> **What you will do**
Read through the entries below and return each line with the word "Playing".

────────────────────────────────────────

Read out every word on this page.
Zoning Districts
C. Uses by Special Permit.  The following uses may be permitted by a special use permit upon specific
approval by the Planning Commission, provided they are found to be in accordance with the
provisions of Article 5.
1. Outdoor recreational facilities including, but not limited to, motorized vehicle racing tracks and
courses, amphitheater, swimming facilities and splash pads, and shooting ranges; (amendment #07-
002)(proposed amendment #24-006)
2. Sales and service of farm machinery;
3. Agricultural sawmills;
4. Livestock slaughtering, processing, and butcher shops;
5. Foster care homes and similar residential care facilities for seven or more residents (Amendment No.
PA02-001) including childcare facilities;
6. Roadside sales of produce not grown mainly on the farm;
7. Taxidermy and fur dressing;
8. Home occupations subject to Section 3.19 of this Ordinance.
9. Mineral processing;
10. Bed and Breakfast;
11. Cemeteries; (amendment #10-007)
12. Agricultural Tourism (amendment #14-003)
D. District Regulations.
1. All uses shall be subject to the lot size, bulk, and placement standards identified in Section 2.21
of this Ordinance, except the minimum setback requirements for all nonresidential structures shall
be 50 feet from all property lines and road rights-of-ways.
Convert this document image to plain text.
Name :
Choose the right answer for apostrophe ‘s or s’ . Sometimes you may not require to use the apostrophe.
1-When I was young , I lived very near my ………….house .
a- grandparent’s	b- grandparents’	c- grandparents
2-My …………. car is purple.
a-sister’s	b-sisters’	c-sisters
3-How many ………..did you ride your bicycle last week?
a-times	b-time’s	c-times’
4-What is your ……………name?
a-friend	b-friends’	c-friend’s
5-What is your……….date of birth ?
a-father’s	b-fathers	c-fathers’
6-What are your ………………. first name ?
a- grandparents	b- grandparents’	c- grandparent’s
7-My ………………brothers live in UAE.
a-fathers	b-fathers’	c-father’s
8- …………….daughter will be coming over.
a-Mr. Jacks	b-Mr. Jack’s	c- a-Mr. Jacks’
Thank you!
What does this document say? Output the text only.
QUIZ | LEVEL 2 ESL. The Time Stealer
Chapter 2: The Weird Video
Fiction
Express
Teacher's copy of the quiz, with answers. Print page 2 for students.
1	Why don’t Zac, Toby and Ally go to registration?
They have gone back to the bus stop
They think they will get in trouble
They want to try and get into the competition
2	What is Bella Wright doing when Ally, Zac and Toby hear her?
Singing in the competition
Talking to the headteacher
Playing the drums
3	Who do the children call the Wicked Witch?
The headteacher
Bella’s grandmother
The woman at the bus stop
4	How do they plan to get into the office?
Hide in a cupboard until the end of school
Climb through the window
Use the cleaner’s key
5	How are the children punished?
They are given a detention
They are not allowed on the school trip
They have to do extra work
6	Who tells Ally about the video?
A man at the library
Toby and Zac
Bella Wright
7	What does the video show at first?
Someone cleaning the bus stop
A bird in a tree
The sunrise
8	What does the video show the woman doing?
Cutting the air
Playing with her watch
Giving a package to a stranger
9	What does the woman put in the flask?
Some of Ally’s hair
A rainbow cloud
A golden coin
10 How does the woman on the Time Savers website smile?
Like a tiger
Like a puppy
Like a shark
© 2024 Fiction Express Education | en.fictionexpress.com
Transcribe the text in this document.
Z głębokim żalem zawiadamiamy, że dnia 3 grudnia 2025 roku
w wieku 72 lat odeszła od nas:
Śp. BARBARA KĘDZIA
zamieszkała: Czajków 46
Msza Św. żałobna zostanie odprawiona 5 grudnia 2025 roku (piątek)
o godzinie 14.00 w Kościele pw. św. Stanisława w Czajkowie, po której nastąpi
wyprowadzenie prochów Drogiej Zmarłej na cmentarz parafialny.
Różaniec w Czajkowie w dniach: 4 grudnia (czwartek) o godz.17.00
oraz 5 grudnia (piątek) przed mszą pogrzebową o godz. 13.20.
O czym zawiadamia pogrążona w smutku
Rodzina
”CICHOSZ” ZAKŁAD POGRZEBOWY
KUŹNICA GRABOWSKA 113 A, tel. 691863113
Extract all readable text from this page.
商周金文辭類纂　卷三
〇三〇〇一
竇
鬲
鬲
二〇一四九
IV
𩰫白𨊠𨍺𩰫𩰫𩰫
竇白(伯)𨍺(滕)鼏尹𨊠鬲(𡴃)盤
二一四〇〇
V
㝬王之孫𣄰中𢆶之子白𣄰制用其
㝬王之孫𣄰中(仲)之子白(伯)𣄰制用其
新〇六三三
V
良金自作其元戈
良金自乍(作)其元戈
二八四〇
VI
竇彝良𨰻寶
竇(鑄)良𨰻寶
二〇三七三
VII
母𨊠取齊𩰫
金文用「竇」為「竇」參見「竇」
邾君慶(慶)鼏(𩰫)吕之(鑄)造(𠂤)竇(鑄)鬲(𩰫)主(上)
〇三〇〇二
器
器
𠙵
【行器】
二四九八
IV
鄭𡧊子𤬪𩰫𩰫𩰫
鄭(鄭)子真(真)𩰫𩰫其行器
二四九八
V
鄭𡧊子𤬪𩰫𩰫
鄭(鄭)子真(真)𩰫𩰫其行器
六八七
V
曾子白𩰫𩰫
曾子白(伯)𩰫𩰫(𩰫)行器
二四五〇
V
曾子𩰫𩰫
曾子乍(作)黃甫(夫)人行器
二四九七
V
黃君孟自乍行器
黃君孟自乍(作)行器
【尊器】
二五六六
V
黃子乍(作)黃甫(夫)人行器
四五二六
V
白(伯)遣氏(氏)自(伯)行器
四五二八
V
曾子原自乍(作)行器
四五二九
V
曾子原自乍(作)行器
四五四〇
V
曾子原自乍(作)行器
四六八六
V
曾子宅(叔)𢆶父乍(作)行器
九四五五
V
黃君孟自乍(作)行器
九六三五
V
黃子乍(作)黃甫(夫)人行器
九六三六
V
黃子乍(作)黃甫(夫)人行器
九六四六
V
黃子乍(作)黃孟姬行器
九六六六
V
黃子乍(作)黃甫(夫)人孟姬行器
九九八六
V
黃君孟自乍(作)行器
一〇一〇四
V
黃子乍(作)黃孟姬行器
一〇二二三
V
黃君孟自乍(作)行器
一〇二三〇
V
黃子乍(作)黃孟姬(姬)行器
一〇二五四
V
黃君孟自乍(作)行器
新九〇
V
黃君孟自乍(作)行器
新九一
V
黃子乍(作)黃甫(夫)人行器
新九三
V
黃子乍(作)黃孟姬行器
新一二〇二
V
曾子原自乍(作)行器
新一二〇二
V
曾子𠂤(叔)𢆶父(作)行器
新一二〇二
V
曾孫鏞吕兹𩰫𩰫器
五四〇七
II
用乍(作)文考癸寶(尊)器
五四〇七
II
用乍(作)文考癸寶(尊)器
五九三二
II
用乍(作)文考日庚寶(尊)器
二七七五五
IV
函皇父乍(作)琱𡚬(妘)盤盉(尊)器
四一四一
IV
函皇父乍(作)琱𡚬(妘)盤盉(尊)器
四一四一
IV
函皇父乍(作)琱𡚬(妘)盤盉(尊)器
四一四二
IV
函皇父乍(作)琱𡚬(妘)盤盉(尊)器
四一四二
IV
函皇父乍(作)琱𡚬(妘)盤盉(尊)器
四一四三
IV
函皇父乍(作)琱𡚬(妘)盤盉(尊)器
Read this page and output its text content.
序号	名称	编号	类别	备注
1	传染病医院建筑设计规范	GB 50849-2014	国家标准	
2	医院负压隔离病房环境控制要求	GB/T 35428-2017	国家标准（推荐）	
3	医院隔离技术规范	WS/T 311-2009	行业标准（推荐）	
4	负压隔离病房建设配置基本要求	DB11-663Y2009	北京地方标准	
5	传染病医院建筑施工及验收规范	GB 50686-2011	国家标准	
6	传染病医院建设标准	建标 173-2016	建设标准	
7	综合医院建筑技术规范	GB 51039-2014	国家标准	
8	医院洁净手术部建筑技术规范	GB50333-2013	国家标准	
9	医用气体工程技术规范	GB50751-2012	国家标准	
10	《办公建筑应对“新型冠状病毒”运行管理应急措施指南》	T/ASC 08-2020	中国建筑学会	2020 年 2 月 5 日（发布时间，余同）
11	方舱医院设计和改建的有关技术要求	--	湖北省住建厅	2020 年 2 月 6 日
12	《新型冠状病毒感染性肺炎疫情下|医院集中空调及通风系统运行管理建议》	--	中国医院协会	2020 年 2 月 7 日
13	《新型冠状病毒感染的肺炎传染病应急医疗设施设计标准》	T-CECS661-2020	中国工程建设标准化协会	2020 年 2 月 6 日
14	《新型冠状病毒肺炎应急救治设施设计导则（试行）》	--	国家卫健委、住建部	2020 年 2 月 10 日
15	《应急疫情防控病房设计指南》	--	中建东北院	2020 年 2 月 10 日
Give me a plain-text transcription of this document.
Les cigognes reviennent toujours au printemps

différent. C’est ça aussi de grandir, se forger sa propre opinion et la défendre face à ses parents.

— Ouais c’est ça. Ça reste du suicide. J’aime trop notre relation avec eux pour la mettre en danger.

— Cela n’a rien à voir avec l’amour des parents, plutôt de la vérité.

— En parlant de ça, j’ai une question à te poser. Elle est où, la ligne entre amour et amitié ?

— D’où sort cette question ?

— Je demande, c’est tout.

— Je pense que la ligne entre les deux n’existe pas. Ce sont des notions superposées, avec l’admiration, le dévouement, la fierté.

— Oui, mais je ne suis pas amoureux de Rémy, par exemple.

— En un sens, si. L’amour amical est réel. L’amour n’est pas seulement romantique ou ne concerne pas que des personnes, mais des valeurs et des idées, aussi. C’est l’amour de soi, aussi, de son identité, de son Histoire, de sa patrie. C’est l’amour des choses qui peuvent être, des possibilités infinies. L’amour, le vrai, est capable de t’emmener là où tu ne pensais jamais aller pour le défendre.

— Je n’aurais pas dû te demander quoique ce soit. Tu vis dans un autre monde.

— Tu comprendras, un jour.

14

────────────────────────────────────────

> **Finished answer**
Playing the drums
Playing with her watch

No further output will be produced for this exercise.